→ **PROBLEM REQUIREMENTS**
Every line of the material below should be repeated exactly.

═══ EXERCISE INPUT

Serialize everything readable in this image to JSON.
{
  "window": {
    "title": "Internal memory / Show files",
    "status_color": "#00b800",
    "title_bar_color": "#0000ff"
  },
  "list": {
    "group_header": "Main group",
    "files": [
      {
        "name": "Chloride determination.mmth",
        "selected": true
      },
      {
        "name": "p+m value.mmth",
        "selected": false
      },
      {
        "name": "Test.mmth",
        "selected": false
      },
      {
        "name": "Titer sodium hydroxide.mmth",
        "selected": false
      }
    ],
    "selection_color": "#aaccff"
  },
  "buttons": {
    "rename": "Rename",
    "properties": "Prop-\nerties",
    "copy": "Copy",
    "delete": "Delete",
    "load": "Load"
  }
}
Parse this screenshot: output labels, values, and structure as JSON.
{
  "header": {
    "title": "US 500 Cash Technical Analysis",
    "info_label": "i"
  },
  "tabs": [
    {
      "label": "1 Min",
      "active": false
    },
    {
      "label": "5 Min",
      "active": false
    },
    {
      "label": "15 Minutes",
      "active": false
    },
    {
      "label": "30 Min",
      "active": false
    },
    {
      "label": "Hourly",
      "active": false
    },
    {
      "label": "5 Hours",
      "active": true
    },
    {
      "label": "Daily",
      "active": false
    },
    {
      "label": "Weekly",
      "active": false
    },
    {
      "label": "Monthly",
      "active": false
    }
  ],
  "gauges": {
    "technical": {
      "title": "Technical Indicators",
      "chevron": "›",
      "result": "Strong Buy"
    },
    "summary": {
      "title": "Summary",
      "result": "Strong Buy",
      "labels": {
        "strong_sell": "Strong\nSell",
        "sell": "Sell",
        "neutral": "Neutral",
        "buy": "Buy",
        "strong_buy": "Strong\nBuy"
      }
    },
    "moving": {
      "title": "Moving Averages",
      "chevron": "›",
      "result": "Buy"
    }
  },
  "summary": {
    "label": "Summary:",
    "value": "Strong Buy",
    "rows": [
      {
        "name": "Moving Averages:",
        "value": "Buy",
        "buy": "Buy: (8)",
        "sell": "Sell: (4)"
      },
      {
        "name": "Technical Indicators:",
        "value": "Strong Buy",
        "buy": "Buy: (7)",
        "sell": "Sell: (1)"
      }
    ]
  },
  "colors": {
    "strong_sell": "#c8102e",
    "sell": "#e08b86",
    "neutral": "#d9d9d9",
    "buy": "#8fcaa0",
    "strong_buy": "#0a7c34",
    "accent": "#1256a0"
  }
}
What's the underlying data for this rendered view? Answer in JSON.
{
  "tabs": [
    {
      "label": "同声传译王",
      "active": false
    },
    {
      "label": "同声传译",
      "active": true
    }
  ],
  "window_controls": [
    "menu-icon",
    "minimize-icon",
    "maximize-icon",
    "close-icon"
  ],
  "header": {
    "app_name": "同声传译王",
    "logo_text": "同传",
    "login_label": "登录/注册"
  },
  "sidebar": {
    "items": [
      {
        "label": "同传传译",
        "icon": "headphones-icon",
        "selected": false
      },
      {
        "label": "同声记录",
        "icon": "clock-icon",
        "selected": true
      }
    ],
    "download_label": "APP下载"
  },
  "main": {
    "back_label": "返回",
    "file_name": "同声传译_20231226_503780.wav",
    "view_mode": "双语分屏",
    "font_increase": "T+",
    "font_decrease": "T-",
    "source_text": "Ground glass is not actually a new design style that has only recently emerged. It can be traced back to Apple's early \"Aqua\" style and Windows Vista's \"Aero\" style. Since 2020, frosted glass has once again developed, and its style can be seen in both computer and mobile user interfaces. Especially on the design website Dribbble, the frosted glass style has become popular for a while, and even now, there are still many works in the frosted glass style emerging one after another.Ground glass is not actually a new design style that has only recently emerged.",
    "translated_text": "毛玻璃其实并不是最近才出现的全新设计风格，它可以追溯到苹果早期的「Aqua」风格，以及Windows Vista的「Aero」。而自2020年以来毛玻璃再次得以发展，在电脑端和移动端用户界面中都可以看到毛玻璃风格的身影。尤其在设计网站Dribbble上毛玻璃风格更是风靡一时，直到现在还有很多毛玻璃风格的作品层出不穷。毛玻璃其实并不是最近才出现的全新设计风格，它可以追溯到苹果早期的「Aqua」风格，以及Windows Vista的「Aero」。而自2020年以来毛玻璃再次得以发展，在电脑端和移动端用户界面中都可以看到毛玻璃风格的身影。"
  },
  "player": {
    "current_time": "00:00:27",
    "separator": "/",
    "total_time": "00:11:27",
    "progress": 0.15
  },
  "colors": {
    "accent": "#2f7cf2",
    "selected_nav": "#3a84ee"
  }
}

══════

→ **FULL ANSWER**
Serialize everything readable in this image to JSON.
{
  "window": {
    "title": "Internal memory / Show files",
    "status_color": "#00b800",
    "title_bar_color": "#0000ff"
  },
  "list": {
    "group_header": "Main group",
    "files": [
      {
        "name": "Chloride determination.mmth",
        "selected": true
      },
      {
        "name": "p+m value.mmth",
        "selected": false
      },
      {
        "name": "Test.mmth",
        "selected": false
      },
      {
        "name": "Titer sodium hydroxide.mmth",
        "selected": false
      }
    ],
    "selection_color": "#aaccff"
  },
  "buttons": {
    "rename": "Rename",
    "properties": "Prop-\nerties",
    "copy": "Copy",
    "delete": "Delete",
    "load": "Load"
  }
}
Parse this screenshot: output labels, values, and structure as JSON.
{
  "header": {
    "title": "US 500 Cash Technical Analysis",
    "info_label": "i"
  },
  "tabs": [
    {
      "label": "1 Min",
      "active": false
    },
    {
      "label": "5 Min",
      "active": false
    },
    {
      "label": "15 Minutes",
      "active": false
    },
    {
      "label": "30 Min",
      "active": false
    },
    {
      "label": "Hourly",
      "active": false
    },
    {
      "label": "5 Hours",
      "active": true
    },
    {
      "label": "Daily",
      "active": false
    },
    {
      "label": "Weekly",
      "active": false
    },
    {
      "label": "Monthly",
      "active": false
    }
  ],
  "gauges": {
    "technical": {
      "title": "Technical Indicators",
      "chevron": "›",
      "result": "Strong Buy"
    },
    "summary": {
      "title": "Summary",
      "result": "Strong Buy",
      "labels": {
        "strong_sell": "Strong\nSell",
        "sell": "Sell",
        "neutral": "Neutral",
        "buy": "Buy",
        "strong_buy": "Strong\nBuy"
      }
    },
    "moving": {
      "title": "Moving Averages",
      "chevron": "›",
      "result": "Buy"
    }
  },
  "summary": {
    "label": "Summary:",
    "value": "Strong Buy",
    "rows": [
      {
        "name": "Moving Averages:",
        "value": "Buy",
        "buy": "Buy: (8)",
        "sell": "Sell: (4)"
      },
      {
        "name": "Technical Indicators:",
        "value": "Strong Buy",
        "buy": "Buy: (7)",
        "sell": "Sell: (1)"
      }
    ]
  },
  "colors": {
    "strong_sell": "#c8102e",
    "sell": "#e08b86",
    "neutral": "#d9d9d9",
    "buy": "#8fcaa0",
    "strong_buy": "#0a7c34",
    "accent": "#1256a0"
  }
}
What's the underlying data for this rendered view? Answer in JSON.
{
  "tabs": [
    {
      "label": "同声传译王",
      "active": false
    },
    {
      "label": "同声传译",
      "active": true
    }
  ],
  "window_controls": [
    "menu-icon",
    "minimize-icon",
    "maximize-icon",
    "close-icon"
  ],
  "header": {
    "app_name": "同声传译王",
    "logo_text": "同传",
    "login_label": "登录/注册"
  },
  "sidebar": {
    "items": [
      {
        "label": "同传传译",
        "icon": "headphones-icon",
        "selected": false
      },
      {
        "label": "同声记录",
        "icon": "clock-icon",
        "selected": true
      }
    ],
    "download_label": "APP下载"
  },
  "main": {
    "back_label": "返回",
    "file_name": "同声传译_20231226_503780.wav",
    "view_mode": "双语分屏",
    "font_increase": "T+",
    "font_decrease": "T-",
    "source_text": "Ground glass is not actually a new design style that has only recently emerged. It can be traced back to Apple's early \"Aqua\" style and Windows Vista's \"Aero\" style. Since 2020, frosted glass has once again developed, and its style can be seen in both computer and mobile user interfaces. Especially on the design website Dribbble, the frosted glass style has become popular for a while, and even now, there are still many works in the frosted glass style emerging one after another.Ground glass is not actually a new design style that has only recently emerged.",
    "translated_text": "毛玻璃其实并不是最近才出现的全新设计风格，它可以追溯到苹果早期的「Aqua」风格，以及Windows Vista的「Aero」。而自2020年以来毛玻璃再次得以发展，在电脑端和移动端用户界面中都可以看到毛玻璃风格的身影。尤其在设计网站Dribbble上毛玻璃风格更是风靡一时，直到现在还有很多毛玻璃风格的作品层出不穷。毛玻璃其实并不是最近才出现的全新设计风格，它可以追溯到苹果早期的「Aqua」风格，以及Windows Vista的「Aero」。而自2020年以来毛玻璃再次得以发展，在电脑端和移动端用户界面中都可以看到毛玻璃风格的身影。"
  },
  "player": {
    "current_time": "00:00:27",
    "separator": "/",
    "total_time": "00:11:27",
    "progress": 0.15
  },
  "colors": {
    "accent": "#2f7cf2",
    "selected_nav": "#3a84ee"
  }
}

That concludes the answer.